TASK BRIEF: Extract every line that includes the string "JSON".
- - - - -
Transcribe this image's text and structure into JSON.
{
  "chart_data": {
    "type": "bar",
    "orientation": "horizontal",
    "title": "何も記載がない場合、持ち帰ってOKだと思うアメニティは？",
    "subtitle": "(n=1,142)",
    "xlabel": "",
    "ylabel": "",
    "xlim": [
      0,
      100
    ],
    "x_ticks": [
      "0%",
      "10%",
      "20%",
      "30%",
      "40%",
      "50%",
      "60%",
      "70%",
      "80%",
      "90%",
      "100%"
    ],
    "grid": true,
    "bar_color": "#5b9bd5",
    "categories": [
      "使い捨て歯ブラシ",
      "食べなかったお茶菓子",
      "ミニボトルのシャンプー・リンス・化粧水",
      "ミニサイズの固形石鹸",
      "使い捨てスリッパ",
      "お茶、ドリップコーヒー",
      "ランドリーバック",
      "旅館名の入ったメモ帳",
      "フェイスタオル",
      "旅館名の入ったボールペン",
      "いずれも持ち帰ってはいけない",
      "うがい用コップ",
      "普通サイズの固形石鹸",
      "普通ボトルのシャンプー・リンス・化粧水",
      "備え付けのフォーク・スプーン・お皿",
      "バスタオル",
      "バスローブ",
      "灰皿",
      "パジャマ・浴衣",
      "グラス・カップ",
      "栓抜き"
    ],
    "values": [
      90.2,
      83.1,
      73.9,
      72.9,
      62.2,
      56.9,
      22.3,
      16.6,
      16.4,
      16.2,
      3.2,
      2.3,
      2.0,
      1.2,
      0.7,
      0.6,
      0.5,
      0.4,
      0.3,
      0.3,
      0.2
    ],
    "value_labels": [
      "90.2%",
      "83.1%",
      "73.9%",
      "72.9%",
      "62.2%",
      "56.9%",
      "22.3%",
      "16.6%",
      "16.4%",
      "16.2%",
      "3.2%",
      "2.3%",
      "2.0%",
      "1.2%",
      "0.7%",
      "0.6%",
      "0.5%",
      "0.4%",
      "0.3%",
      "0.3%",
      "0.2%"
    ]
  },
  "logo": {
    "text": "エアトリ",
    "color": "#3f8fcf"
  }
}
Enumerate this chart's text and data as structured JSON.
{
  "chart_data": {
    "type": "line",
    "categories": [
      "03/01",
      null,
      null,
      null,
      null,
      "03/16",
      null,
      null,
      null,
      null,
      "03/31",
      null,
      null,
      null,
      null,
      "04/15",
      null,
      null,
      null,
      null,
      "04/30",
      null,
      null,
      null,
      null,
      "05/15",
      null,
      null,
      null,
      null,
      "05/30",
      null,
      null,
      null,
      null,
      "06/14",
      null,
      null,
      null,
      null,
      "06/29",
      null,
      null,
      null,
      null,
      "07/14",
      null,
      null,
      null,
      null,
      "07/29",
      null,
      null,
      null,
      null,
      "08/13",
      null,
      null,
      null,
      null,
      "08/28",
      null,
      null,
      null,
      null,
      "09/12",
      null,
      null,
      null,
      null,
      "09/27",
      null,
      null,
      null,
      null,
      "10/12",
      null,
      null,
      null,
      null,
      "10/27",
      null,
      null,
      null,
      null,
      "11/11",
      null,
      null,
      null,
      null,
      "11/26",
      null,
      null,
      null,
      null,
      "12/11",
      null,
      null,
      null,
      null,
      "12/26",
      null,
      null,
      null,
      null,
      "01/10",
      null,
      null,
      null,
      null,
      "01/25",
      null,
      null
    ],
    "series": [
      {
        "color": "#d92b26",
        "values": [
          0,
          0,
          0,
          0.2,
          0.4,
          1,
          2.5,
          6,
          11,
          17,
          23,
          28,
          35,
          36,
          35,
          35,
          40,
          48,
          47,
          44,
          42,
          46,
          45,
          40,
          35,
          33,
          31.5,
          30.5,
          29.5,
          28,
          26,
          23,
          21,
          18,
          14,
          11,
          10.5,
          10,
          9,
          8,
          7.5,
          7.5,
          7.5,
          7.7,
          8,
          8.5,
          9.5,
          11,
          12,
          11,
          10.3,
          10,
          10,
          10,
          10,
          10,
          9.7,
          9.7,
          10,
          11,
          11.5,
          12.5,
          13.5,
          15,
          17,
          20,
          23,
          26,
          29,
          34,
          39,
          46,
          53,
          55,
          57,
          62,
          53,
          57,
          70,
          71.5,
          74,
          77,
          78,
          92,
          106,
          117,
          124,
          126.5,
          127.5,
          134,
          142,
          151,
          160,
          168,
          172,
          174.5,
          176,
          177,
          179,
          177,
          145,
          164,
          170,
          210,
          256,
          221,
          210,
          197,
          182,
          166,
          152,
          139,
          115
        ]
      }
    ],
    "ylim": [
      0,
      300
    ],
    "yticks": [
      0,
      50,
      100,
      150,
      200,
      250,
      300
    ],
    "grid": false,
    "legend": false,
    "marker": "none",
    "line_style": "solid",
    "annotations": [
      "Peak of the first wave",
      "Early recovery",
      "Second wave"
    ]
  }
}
- - - - -
RESULT:
Transcribe this image's text and structure into JSON.
Enumerate this chart's text and data as structured JSON.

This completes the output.